| Work to do |
Pull out every line below holding the word "background".

********************

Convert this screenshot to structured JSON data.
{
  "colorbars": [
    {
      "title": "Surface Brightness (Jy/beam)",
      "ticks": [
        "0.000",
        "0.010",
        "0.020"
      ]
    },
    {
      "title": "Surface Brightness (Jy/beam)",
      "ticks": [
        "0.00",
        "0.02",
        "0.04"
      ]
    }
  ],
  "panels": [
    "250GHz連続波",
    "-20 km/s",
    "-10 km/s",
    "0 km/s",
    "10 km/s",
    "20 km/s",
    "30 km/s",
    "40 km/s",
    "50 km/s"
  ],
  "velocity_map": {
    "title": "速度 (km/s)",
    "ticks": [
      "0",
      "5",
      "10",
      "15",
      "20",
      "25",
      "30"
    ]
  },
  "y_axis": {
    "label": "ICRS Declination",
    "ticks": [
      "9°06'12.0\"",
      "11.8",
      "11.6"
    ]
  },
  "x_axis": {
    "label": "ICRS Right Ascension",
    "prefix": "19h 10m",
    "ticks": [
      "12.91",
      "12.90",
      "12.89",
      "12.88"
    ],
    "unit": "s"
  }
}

********************

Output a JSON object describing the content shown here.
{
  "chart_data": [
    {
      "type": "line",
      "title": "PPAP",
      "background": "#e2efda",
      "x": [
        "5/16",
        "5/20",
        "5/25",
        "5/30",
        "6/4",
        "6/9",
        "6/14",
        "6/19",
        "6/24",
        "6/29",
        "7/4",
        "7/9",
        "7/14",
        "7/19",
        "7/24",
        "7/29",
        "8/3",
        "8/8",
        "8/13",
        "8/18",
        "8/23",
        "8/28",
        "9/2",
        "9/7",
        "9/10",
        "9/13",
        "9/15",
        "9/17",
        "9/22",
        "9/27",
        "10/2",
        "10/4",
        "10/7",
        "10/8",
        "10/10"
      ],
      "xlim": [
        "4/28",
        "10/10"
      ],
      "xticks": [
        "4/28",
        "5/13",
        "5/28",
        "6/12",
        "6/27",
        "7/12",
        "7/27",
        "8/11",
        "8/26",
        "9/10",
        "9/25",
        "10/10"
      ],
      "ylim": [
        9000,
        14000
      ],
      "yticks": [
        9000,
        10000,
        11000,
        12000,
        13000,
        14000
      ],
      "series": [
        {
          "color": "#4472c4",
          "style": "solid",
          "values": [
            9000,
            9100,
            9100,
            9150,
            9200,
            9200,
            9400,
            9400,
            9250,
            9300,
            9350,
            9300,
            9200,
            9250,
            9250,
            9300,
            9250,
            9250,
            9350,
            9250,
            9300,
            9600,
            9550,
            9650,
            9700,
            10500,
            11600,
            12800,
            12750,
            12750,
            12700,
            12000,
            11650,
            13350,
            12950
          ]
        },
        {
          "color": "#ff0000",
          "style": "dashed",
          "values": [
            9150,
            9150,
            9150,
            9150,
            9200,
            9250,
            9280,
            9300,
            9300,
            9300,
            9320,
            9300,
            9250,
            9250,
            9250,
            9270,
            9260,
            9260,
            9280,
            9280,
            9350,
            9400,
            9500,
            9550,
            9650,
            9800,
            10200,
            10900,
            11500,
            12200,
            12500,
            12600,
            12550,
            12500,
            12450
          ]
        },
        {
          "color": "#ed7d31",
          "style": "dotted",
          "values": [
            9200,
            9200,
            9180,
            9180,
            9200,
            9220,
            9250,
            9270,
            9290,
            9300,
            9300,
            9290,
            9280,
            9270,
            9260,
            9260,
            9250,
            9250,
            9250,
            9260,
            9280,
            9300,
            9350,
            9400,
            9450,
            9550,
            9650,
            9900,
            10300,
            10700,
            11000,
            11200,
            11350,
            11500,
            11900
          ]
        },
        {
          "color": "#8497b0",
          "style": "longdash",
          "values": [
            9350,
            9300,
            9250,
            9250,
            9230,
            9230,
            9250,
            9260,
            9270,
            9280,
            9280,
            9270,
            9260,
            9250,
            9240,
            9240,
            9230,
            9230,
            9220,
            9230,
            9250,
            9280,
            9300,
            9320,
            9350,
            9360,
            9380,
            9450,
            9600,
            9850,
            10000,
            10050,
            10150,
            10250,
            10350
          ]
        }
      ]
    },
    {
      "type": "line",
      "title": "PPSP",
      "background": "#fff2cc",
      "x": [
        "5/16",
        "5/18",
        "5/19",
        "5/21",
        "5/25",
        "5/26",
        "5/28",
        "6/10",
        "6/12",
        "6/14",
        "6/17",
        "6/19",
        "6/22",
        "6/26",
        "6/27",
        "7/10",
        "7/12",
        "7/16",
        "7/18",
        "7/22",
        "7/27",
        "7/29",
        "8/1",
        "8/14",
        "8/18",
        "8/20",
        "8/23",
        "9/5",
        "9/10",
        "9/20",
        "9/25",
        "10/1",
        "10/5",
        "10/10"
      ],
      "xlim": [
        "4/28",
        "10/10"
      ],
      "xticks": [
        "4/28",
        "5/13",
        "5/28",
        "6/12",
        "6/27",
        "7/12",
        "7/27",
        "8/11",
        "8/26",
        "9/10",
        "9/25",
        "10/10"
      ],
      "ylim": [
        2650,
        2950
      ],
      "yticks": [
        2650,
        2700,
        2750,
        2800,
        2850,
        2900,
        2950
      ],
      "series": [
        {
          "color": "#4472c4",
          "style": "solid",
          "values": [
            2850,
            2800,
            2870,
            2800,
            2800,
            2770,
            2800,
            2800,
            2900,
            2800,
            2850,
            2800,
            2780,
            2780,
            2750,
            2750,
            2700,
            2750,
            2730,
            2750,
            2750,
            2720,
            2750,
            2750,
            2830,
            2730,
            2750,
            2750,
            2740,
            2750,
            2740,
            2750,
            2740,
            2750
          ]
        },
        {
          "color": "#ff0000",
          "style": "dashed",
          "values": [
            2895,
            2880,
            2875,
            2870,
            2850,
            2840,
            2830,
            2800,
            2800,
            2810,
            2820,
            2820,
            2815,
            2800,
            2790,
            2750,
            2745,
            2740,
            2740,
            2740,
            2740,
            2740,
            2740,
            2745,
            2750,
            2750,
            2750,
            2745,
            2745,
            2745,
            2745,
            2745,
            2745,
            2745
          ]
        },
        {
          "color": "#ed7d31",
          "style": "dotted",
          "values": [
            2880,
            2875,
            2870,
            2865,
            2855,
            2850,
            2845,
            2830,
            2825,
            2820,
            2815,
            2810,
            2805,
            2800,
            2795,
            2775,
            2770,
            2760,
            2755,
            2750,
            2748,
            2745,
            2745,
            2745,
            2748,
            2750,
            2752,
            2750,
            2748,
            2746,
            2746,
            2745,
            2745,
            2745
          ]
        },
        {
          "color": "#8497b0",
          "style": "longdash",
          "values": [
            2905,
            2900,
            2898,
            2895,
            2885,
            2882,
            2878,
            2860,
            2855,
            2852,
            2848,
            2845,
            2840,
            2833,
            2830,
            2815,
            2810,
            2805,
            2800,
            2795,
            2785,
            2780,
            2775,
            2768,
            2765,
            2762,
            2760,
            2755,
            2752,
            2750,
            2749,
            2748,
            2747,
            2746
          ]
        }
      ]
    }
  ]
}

********************

| Answer to the problem |
      "background": "#e2efda",
      "background": "#fff2cc",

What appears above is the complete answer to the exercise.